======== Entries ========
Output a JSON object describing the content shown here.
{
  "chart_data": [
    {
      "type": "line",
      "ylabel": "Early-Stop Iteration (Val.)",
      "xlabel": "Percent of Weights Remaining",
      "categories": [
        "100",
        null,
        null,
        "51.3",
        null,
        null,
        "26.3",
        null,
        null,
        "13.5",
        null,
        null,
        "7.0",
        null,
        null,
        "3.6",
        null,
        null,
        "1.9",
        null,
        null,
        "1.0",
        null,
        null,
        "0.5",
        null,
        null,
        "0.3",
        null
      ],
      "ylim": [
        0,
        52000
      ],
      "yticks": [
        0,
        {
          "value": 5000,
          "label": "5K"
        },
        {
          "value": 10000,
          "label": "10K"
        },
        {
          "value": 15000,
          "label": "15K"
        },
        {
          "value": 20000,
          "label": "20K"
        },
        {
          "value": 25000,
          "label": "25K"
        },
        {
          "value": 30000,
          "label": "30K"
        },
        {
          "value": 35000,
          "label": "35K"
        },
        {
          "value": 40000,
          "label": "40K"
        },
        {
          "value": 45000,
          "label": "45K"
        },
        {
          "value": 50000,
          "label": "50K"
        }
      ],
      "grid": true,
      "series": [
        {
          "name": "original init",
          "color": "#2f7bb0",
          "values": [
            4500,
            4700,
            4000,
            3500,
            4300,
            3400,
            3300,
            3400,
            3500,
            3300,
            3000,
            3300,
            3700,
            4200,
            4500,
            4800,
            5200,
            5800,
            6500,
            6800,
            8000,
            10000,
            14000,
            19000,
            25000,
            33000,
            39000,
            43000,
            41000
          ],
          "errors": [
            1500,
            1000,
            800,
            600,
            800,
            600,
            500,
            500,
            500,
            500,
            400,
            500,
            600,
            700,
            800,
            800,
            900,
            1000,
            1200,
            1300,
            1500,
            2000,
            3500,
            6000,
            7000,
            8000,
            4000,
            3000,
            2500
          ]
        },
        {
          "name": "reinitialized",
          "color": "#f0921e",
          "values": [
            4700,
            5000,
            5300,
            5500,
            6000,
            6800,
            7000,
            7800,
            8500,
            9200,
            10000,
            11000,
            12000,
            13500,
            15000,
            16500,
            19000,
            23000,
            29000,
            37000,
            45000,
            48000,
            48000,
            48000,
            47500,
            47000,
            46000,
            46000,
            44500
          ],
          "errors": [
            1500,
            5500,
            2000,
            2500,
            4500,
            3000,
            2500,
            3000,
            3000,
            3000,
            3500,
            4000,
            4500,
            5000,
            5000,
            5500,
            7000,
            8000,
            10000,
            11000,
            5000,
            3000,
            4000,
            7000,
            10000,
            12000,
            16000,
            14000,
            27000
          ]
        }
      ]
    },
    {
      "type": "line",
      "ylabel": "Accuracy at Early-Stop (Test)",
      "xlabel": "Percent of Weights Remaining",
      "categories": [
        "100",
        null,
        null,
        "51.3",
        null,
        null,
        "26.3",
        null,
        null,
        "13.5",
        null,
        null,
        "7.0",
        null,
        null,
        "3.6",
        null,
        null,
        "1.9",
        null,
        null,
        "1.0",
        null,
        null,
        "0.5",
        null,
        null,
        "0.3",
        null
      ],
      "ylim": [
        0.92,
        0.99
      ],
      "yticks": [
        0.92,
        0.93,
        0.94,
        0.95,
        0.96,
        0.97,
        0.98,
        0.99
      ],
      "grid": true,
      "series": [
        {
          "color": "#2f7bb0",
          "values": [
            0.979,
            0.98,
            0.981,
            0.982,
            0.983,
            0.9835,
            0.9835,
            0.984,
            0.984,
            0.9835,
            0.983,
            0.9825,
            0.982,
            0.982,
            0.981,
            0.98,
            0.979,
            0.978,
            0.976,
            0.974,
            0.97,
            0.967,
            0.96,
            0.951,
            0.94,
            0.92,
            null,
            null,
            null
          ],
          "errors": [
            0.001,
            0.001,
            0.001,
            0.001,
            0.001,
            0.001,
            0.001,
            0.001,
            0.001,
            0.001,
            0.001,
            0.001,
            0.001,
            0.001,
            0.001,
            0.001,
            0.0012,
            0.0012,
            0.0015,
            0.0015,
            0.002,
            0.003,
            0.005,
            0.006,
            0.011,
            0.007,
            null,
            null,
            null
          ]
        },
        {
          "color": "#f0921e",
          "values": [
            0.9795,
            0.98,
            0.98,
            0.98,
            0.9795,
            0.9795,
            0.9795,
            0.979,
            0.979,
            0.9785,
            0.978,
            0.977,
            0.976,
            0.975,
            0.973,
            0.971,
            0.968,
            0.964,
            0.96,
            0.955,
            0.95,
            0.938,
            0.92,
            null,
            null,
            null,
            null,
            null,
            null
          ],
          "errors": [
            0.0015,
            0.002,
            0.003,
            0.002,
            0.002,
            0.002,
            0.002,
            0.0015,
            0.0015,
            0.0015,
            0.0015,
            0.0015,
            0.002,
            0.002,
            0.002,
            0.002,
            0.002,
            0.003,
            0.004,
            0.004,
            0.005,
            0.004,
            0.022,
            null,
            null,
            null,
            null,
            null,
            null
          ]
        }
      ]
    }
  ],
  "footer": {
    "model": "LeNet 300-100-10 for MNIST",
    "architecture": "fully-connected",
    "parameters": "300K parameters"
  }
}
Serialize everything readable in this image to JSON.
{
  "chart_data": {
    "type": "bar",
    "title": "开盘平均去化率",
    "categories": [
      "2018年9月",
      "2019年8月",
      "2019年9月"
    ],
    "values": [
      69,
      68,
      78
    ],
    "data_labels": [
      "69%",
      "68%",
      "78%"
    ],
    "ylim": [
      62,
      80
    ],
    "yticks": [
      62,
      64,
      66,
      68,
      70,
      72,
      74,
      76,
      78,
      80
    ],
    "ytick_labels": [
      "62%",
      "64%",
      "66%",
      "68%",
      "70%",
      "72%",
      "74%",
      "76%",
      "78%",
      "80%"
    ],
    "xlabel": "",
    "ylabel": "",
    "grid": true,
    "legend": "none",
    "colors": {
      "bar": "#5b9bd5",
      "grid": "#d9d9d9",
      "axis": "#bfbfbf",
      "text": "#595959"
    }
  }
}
========
● **Given exercise**
All lines from the one containing "Serialize everything readable" through the final line of the listing above are to be reproduced exactly; include both and add nothing.

● **Solution to this problem**
Serialize everything readable in this image to JSON.
{
  "chart_data": {
    "type": "bar",
    "title": "开盘平均去化率",
    "categories": [
      "2018年9月",
      "2019年8月",
      "2019年9月"
    ],
    "values": [
      69,
      68,
      78
    ],
    "data_labels": [
      "69%",
      "68%",
      "78%"
    ],
    "ylim": [
      62,
      80
    ],
    "yticks": [
      62,
      64,
      66,
      68,
      70,
      72,
      74,
      76,
      78,
      80
    ],
    "ytick_labels": [
      "62%",
      "64%",
      "66%",
      "68%",
      "70%",
      "72%",
      "74%",
      "76%",
      "78%",
      "80%"
    ],
    "xlabel": "",
    "ylabel": "",
    "grid": true,
    "legend": "none",
    "colors": {
      "bar": "#5b9bd5",
      "grid": "#d9d9d9",
      "axis": "#bfbfbf",
      "text": "#595959"
    }
  }
}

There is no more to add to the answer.